**RECORDS FOR THE TASK**:
^^^^^^^^^^^^^^^^

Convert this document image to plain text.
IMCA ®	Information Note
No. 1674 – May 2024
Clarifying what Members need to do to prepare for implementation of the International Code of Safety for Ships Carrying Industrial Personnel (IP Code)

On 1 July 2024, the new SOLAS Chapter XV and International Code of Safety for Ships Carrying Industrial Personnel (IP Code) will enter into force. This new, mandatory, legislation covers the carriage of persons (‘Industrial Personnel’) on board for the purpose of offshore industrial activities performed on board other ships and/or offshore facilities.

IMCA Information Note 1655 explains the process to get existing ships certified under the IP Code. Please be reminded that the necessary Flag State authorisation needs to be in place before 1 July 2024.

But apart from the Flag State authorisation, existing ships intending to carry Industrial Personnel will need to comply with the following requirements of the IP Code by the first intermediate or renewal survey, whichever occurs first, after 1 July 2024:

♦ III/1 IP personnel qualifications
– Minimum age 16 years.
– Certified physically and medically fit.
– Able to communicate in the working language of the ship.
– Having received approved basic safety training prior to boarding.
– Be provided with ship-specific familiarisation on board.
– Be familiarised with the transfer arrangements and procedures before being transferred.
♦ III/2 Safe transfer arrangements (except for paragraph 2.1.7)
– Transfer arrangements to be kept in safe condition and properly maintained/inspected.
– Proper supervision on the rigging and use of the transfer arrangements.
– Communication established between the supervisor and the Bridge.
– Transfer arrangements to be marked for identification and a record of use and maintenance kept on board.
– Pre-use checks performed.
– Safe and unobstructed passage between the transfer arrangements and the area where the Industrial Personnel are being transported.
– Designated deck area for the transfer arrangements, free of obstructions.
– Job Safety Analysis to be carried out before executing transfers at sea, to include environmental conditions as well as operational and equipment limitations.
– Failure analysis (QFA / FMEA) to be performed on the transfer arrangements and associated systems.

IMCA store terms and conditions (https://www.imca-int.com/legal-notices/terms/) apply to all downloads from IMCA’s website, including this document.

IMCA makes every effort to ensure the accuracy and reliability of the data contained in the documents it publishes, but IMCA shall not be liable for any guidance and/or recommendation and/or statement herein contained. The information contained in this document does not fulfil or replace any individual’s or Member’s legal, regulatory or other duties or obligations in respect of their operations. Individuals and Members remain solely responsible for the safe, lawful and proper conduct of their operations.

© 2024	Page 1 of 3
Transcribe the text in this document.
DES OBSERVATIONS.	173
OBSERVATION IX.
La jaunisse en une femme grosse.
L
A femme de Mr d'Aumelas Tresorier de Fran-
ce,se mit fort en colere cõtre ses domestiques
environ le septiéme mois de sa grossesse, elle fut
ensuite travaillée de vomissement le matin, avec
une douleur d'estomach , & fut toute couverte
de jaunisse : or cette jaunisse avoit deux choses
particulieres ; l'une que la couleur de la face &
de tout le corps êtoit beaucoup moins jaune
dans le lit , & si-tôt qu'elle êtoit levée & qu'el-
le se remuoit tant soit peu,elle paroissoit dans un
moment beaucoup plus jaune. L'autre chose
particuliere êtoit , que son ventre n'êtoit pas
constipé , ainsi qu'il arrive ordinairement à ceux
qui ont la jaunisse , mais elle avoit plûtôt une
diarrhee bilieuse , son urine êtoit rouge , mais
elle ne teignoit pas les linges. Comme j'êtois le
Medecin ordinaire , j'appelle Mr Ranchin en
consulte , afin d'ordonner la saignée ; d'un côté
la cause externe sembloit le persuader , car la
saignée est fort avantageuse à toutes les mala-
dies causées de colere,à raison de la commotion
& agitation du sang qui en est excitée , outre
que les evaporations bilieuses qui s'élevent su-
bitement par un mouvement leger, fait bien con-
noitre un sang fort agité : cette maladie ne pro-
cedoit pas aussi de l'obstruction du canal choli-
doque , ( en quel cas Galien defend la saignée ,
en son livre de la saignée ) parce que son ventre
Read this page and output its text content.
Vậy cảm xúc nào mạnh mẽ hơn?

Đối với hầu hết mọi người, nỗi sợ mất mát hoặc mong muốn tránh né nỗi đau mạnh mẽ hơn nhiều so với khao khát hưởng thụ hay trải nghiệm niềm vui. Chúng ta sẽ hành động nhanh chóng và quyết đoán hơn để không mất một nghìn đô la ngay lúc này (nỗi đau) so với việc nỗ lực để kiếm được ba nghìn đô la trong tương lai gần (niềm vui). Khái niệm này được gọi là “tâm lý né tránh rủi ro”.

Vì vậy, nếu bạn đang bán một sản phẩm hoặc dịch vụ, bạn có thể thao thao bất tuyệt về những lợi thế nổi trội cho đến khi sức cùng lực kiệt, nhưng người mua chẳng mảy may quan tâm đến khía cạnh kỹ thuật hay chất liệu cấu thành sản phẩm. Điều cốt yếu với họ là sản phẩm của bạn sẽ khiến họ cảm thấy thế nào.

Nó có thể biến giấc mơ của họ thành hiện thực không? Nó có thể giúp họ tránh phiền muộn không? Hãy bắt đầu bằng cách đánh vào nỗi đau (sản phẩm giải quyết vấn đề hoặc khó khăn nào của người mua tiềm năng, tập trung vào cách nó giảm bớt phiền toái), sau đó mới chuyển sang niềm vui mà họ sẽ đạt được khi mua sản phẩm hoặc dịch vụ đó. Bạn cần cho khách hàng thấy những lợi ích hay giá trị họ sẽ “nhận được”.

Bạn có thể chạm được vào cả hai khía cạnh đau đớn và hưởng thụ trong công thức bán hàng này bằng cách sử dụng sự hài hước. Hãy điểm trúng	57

^^^^^^^^^^^^^^^^

**THE EXERCISE**: Exactly reproduce all of the entries.

**FINISHED ANSWER**:
Convert this document image to plain text.
IMCA ®	Information Note
No. 1674 – May 2024
Clarifying what Members need to do to prepare for implementation of the International Code of Safety for Ships Carrying Industrial Personnel (IP Code)

On 1 July 2024, the new SOLAS Chapter XV and International Code of Safety for Ships Carrying Industrial Personnel (IP Code) will enter into force. This new, mandatory, legislation covers the carriage of persons (‘Industrial Personnel’) on board for the purpose of offshore industrial activities performed on board other ships and/or offshore facilities.

IMCA Information Note 1655 explains the process to get existing ships certified under the IP Code. Please be reminded that the necessary Flag State authorisation needs to be in place before 1 July 2024.

But apart from the Flag State authorisation, existing ships intending to carry Industrial Personnel will need to comply with the following requirements of the IP Code by the first intermediate or renewal survey, whichever occurs first, after 1 July 2024:

♦ III/1 IP personnel qualifications
– Minimum age 16 years.
– Certified physically and medically fit.
– Able to communicate in the working language of the ship.
– Having received approved basic safety training prior to boarding.
– Be provided with ship-specific familiarisation on board.
– Be familiarised with the transfer arrangements and procedures before being transferred.
♦ III/2 Safe transfer arrangements (except for paragraph 2.1.7)
– Transfer arrangements to be kept in safe condition and properly maintained/inspected.
– Proper supervision on the rigging and use of the transfer arrangements.
– Communication established between the supervisor and the Bridge.
– Transfer arrangements to be marked for identification and a record of use and maintenance kept on board.
– Pre-use checks performed.
– Safe and unobstructed passage between the transfer arrangements and the area where the Industrial Personnel are being transported.
– Designated deck area for the transfer arrangements, free of obstructions.
– Job Safety Analysis to be carried out before executing transfers at sea, to include environmental conditions as well as operational and equipment limitations.
– Failure analysis (QFA / FMEA) to be performed on the transfer arrangements and associated systems.

IMCA store terms and conditions (https://www.imca-int.com/legal-notices/terms/) apply to all downloads from IMCA’s website, including this document.

IMCA makes every effort to ensure the accuracy and reliability of the data contained in the documents it publishes, but IMCA shall not be liable for any guidance and/or recommendation and/or statement herein contained. The information contained in this document does not fulfil or replace any individual’s or Member’s legal, regulatory or other duties or obligations in respect of their operations. Individuals and Members remain solely responsible for the safe, lawful and proper conduct of their operations.

© 2024	Page 1 of 3
Transcribe the text in this document.
DES OBSERVATIONS.	173
OBSERVATION IX.
La jaunisse en une femme grosse.
L
A femme de Mr d'Aumelas Tresorier de Fran-
ce,se mit fort en colere cõtre ses domestiques
environ le septiéme mois de sa grossesse, elle fut
ensuite travaillée de vomissement le matin, avec
une douleur d'estomach , & fut toute couverte
de jaunisse : or cette jaunisse avoit deux choses
particulieres ; l'une que la couleur de la face &
de tout le corps êtoit beaucoup moins jaune
dans le lit , & si-tôt qu'elle êtoit levée & qu'el-
le se remuoit tant soit peu,elle paroissoit dans un
moment beaucoup plus jaune. L'autre chose
particuliere êtoit , que son ventre n'êtoit pas
constipé , ainsi qu'il arrive ordinairement à ceux
qui ont la jaunisse , mais elle avoit plûtôt une
diarrhee bilieuse , son urine êtoit rouge , mais
elle ne teignoit pas les linges. Comme j'êtois le
Medecin ordinaire , j'appelle Mr Ranchin en
consulte , afin d'ordonner la saignée ; d'un côté
la cause externe sembloit le persuader , car la
saignée est fort avantageuse à toutes les mala-
dies causées de colere,à raison de la commotion
& agitation du sang qui en est excitée , outre
que les evaporations bilieuses qui s'élevent su-
bitement par un mouvement leger, fait bien con-
noitre un sang fort agité : cette maladie ne pro-
cedoit pas aussi de l'obstruction du canal choli-
doque , ( en quel cas Galien defend la saignée ,
en son livre de la saignée ) parce que son ventre
Read this page and output its text content.
Vậy cảm xúc nào mạnh mẽ hơn?

Đối với hầu hết mọi người, nỗi sợ mất mát hoặc mong muốn tránh né nỗi đau mạnh mẽ hơn nhiều so với khao khát hưởng thụ hay trải nghiệm niềm vui. Chúng ta sẽ hành động nhanh chóng và quyết đoán hơn để không mất một nghìn đô la ngay lúc này (nỗi đau) so với việc nỗ lực để kiếm được ba nghìn đô la trong tương lai gần (niềm vui). Khái niệm này được gọi là “tâm lý né tránh rủi ro”.

Vì vậy, nếu bạn đang bán một sản phẩm hoặc dịch vụ, bạn có thể thao thao bất tuyệt về những lợi thế nổi trội cho đến khi sức cùng lực kiệt, nhưng người mua chẳng mảy may quan tâm đến khía cạnh kỹ thuật hay chất liệu cấu thành sản phẩm. Điều cốt yếu với họ là sản phẩm của bạn sẽ khiến họ cảm thấy thế nào.

Nó có thể biến giấc mơ của họ thành hiện thực không? Nó có thể giúp họ tránh phiền muộn không? Hãy bắt đầu bằng cách đánh vào nỗi đau (sản phẩm giải quyết vấn đề hoặc khó khăn nào của người mua tiềm năng, tập trung vào cách nó giảm bớt phiền toái), sau đó mới chuyển sang niềm vui mà họ sẽ đạt được khi mua sản phẩm hoặc dịch vụ đó. Bạn cần cho khách hàng thấy những lợi ích hay giá trị họ sẽ “nhận được”.

Bạn có thể chạm được vào cả hai khía cạnh đau đớn và hưởng thụ trong công thức bán hàng này bằng cách sử dụng sự hài hước. Hãy điểm trúng	57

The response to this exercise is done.